[TASK BRIEF]:
Separate out the lines that hold "this".

[Recorded data]
** START **

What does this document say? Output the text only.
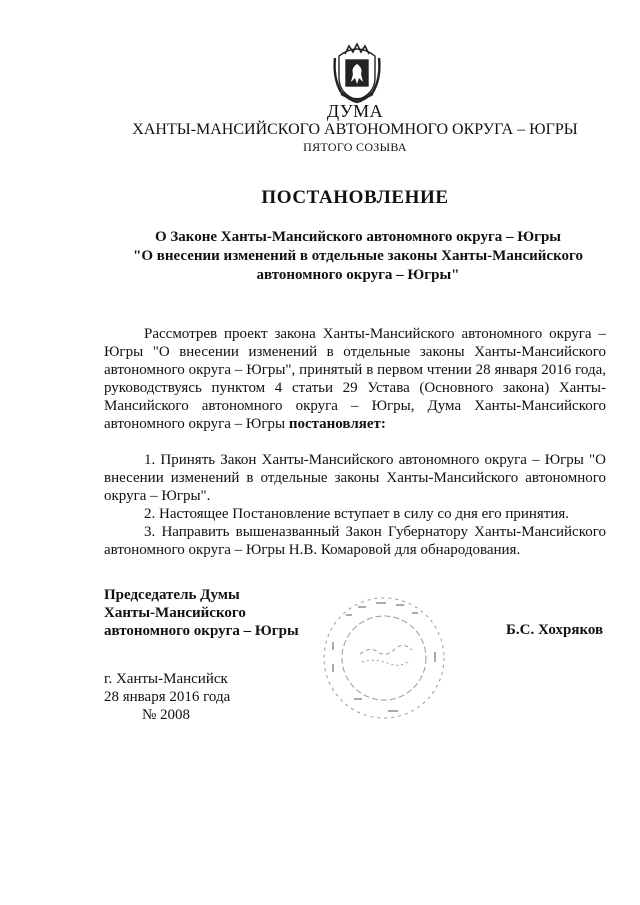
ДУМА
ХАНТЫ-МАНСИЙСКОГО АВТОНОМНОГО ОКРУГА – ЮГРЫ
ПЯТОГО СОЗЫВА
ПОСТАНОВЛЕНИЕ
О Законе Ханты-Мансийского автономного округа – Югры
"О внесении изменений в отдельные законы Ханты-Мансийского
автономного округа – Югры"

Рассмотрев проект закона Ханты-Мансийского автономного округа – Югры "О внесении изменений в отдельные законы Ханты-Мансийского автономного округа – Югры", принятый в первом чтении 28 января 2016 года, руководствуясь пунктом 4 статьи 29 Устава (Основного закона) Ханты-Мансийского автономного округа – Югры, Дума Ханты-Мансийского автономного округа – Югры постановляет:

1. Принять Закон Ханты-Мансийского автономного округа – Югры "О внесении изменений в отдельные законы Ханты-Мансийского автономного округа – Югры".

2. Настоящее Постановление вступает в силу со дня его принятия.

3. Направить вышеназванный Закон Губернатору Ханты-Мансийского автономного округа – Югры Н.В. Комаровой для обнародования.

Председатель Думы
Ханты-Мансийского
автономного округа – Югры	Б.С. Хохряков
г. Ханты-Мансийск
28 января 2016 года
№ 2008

** END **
** START **

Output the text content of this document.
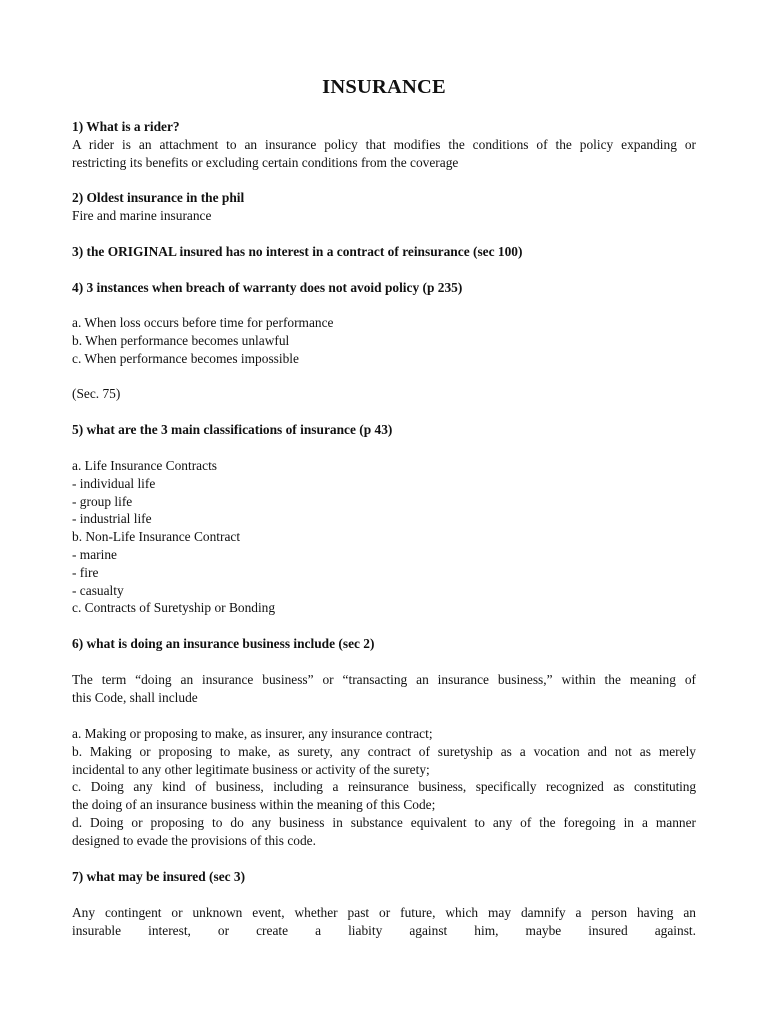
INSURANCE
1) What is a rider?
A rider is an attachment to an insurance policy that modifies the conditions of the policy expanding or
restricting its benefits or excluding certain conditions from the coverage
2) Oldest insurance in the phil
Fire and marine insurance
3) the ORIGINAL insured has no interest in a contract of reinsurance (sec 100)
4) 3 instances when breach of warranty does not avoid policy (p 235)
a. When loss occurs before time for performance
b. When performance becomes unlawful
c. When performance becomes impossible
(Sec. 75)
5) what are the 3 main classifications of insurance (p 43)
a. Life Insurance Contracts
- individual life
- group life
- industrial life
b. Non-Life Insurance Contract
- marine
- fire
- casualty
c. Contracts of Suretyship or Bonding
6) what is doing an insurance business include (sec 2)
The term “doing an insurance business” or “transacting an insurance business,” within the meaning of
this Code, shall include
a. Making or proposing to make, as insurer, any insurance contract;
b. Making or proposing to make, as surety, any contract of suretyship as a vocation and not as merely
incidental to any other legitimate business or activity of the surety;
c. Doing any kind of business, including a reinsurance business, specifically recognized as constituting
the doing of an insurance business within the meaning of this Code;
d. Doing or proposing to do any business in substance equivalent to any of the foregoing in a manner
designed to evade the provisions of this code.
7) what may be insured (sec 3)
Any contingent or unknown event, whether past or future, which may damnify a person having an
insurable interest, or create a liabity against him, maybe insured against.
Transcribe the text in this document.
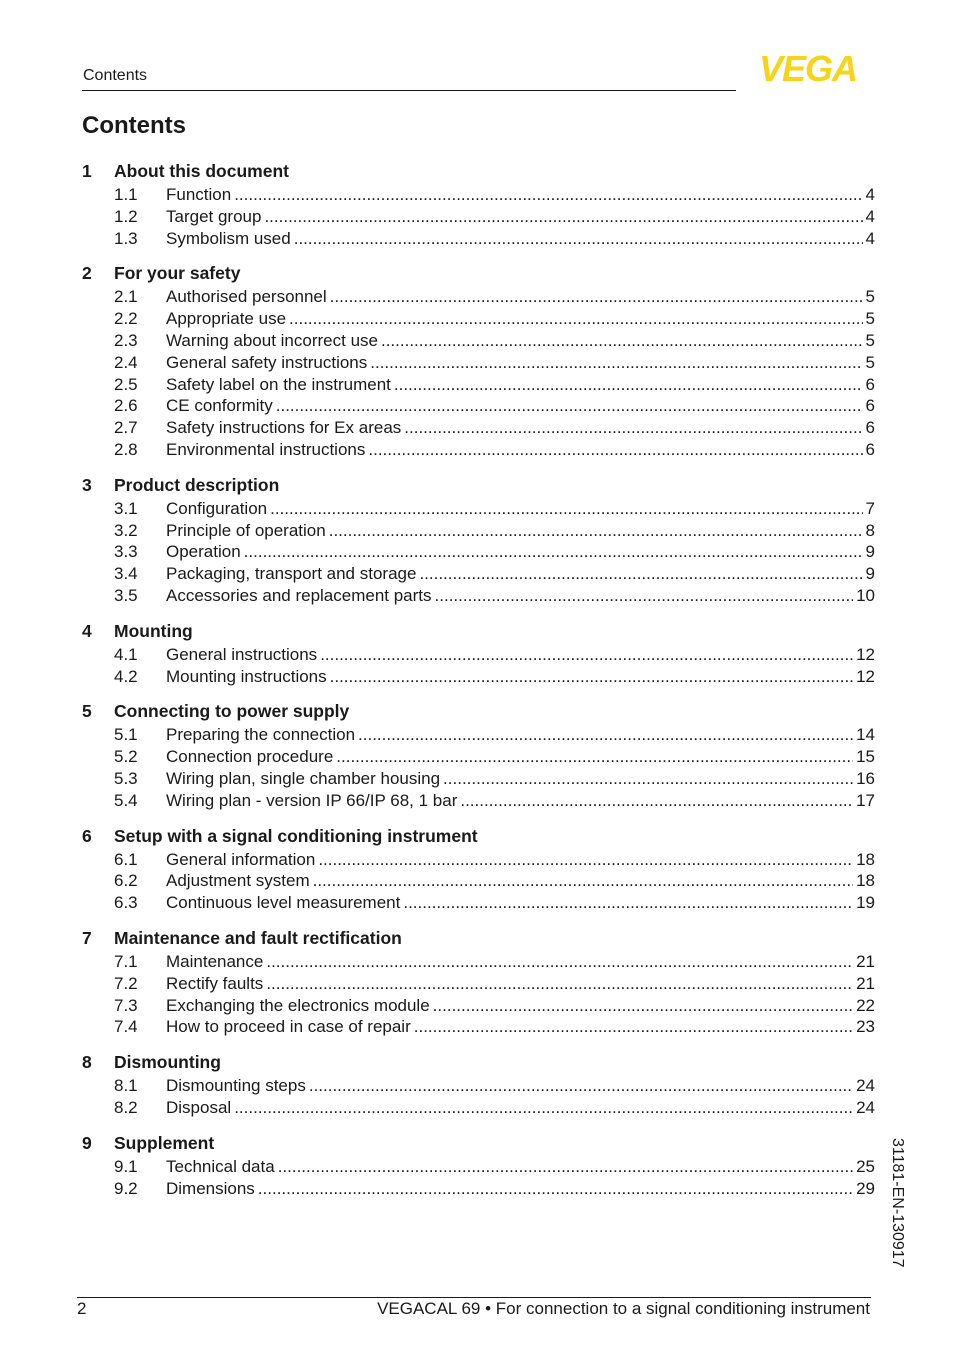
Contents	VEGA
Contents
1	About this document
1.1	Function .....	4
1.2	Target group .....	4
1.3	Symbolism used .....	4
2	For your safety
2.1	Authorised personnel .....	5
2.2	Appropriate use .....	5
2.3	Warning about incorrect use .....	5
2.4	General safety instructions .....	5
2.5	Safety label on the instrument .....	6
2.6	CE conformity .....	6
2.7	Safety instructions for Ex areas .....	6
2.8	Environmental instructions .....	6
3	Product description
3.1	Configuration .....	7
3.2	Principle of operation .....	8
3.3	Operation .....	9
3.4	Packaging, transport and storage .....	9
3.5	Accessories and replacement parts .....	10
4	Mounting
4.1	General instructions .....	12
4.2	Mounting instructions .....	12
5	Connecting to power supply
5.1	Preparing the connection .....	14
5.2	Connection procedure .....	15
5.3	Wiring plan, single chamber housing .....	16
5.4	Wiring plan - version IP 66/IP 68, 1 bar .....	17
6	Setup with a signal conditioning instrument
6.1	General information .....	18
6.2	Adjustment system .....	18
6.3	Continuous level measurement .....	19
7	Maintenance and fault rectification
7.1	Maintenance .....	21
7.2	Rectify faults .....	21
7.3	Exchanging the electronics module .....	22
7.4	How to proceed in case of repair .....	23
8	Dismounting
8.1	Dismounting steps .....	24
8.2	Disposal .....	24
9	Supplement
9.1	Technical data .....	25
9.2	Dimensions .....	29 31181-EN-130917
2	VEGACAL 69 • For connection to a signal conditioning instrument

** END **

[EXERCISE RESPONSE]:
What does this document say? Output the text only.
Output the text content of this document.
this Code, shall include
the doing of an insurance business within the meaning of this Code;
designed to evade the provisions of this code.
Transcribe the text in this document.
1	About this document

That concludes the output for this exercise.